Output every line below exactly.

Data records
● ● ● ● ●
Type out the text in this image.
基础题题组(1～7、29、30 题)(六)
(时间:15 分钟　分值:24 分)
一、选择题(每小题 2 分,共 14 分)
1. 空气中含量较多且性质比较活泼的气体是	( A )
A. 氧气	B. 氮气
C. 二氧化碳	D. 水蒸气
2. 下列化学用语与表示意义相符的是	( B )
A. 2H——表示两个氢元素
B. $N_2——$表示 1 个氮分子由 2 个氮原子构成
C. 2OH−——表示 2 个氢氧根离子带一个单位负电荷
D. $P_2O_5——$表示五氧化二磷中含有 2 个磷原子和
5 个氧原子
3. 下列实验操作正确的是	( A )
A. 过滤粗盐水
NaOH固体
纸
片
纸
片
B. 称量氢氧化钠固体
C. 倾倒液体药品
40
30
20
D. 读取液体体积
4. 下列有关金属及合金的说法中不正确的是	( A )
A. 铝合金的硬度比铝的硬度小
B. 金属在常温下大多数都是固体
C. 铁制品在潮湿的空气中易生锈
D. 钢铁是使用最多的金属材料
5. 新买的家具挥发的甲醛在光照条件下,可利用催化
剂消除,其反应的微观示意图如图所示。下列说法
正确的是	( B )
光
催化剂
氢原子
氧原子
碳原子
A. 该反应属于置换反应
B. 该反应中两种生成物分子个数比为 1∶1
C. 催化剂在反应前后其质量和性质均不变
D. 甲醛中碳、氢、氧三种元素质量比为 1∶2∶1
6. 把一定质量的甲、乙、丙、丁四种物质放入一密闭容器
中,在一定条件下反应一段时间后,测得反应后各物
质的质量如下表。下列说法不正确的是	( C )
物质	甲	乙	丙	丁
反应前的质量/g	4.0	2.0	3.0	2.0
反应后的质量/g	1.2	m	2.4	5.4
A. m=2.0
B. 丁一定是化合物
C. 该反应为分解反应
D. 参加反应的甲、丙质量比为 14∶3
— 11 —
● ● ● ● ●
SOLUTION:
Type out the text in this image.
基础题题组(1～7、29、30 题)(六)
(时间:15 分钟　分值:24 分)
一、选择题(每小题 2 分,共 14 分)
1. 空气中含量较多且性质比较活泼的气体是	( A )
A. 氧气	B. 氮气
C. 二氧化碳	D. 水蒸气
2. 下列化学用语与表示意义相符的是	( B )
A. 2H——表示两个氢元素
B. $N_2——$表示 1 个氮分子由 2 个氮原子构成
C. 2OH−——表示 2 个氢氧根离子带一个单位负电荷
D. $P_2O_5——$表示五氧化二磷中含有 2 个磷原子和
5 个氧原子
3. 下列实验操作正确的是	( A )
A. 过滤粗盐水
NaOH固体
纸
片
纸
片
B. 称量氢氧化钠固体
C. 倾倒液体药品
40
30
20
D. 读取液体体积
4. 下列有关金属及合金的说法中不正确的是	( A )
A. 铝合金的硬度比铝的硬度小
B. 金属在常温下大多数都是固体
C. 铁制品在潮湿的空气中易生锈
D. 钢铁是使用最多的金属材料
5. 新买的家具挥发的甲醛在光照条件下,可利用催化
剂消除,其反应的微观示意图如图所示。下列说法
正确的是	( B )
光
催化剂
氢原子
氧原子
碳原子
A. 该反应属于置换反应
B. 该反应中两种生成物分子个数比为 1∶1
C. 催化剂在反应前后其质量和性质均不变
D. 甲醛中碳、氢、氧三种元素质量比为 1∶2∶1
6. 把一定质量的甲、乙、丙、丁四种物质放入一密闭容器
中,在一定条件下反应一段时间后,测得反应后各物
质的质量如下表。下列说法不正确的是	( C )
物质	甲	乙	丙	丁
反应前的质量/g	4.0	2.0	3.0	2.0
反应后的质量/g	1.2	m	2.4	5.4
A. m=2.0
B. 丁一定是化合物
C. 该反应为分解反应
D. 参加反应的甲、丙质量比为 14∶3
— 11 —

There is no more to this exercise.